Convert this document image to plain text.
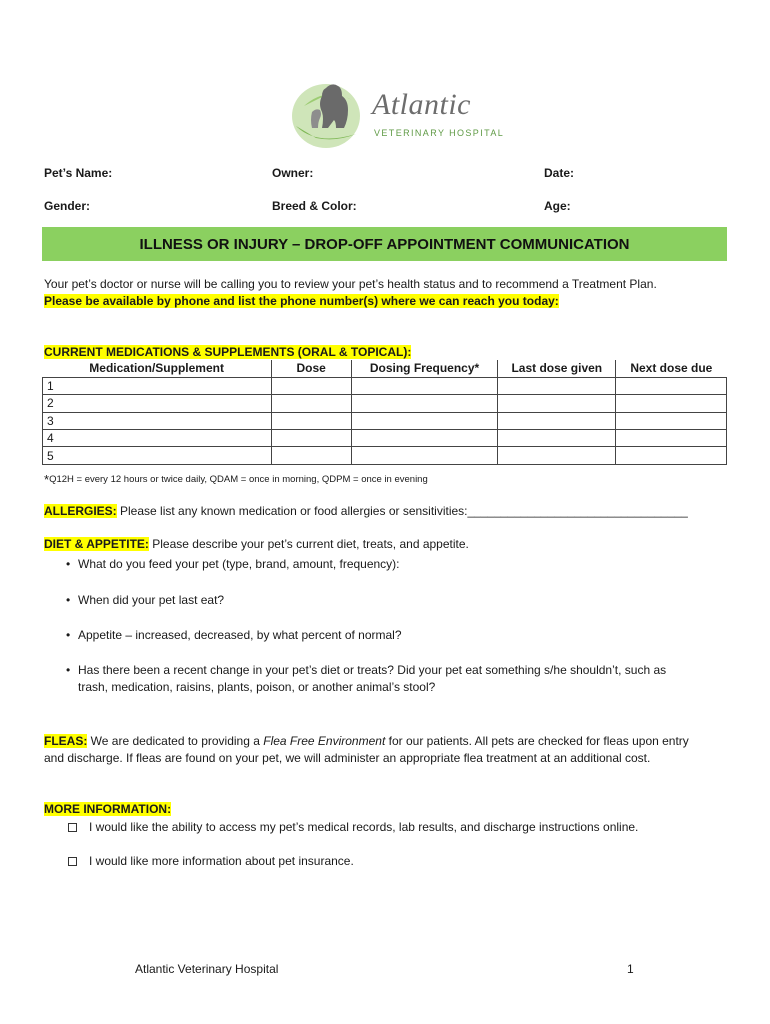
Atlantic
VETERINARY HOSPITAL
Pet’s Name:	Owner:	Date:
Gender:	Breed & Color:	Age:
ILLNESS OR INJURY – DROP-OFF APPOINTMENT COMMUNICATION
Your pet’s doctor or nurse will be calling you to review your pet’s health status and to recommend a Treatment Plan.
Please be available by phone and list the phone number(s) where we can reach you today:
CURRENT MEDICATIONS & SUPPLEMENTS (ORAL & TOPICAL):
Medication/Supplement	Dose	Dosing Frequency*	Last dose given	Next dose due
1				
2				
3				
4				
5				
*Q12H = every 12 hours or twice daily, QDAM = once in morning, QDPM = once in evening
ALLERGIES: Please list any known medication or food allergies or sensitivities:_________________________________
DIET & APPETITE: Please describe your pet’s current diet, treats, and appetite.
• What do you feed your pet (type, brand, amount, frequency):
• When did your pet last eat?
• Appetite – increased, decreased, by what percent of normal?
• Has there been a recent change in your pet’s diet or treats? Did your pet eat something s/he shouldn’t, such as
trash, medication, raisins, plants, poison, or another animal’s stool?
FLEAS: We are dedicated to providing a Flea Free Environment for our patients. All pets are checked for fleas upon entry
and discharge. If fleas are found on your pet, we will administer an appropriate flea treatment at an additional cost.
MORE INFORMATION:
I would like the ability to access my pet’s medical records, lab results, and discharge instructions online.
I would like more information about pet insurance.
Atlantic Veterinary Hospital	1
= = = = =
# TASK DIRECTIONS:
Return the data word for word without its pictures.

# ANSWER FOR THIS EXERCISE:
Convert this document image to plain text.
Atlantic
VETERINARY HOSPITAL
Pet’s Name:	Owner:	Date:
Gender:	Breed & Color:	Age:
ILLNESS OR INJURY – DROP-OFF APPOINTMENT COMMUNICATION
Your pet’s doctor or nurse will be calling you to review your pet’s health status and to recommend a Treatment Plan.
Please be available by phone and list the phone number(s) where we can reach you today:
CURRENT MEDICATIONS & SUPPLEMENTS (ORAL & TOPICAL):
Medication/Supplement	Dose	Dosing Frequency*	Last dose given	Next dose due
1				
2				
3				
4				
5				
*Q12H = every 12 hours or twice daily, QDAM = once in morning, QDPM = once in evening
ALLERGIES: Please list any known medication or food allergies or sensitivities:_________________________________
DIET & APPETITE: Please describe your pet’s current diet, treats, and appetite.
• What do you feed your pet (type, brand, amount, frequency):
• When did your pet last eat?
• Appetite – increased, decreased, by what percent of normal?
• Has there been a recent change in your pet’s diet or treats? Did your pet eat something s/he shouldn’t, such as
trash, medication, raisins, plants, poison, or another animal’s stool?
FLEAS: We are dedicated to providing a Flea Free Environment for our patients. All pets are checked for fleas upon entry
and discharge. If fleas are found on your pet, we will administer an appropriate flea treatment at an additional cost.
MORE INFORMATION:
I would like the ability to access my pet’s medical records, lab results, and discharge instructions online.
I would like more information about pet insurance.
Atlantic Veterinary Hospital	1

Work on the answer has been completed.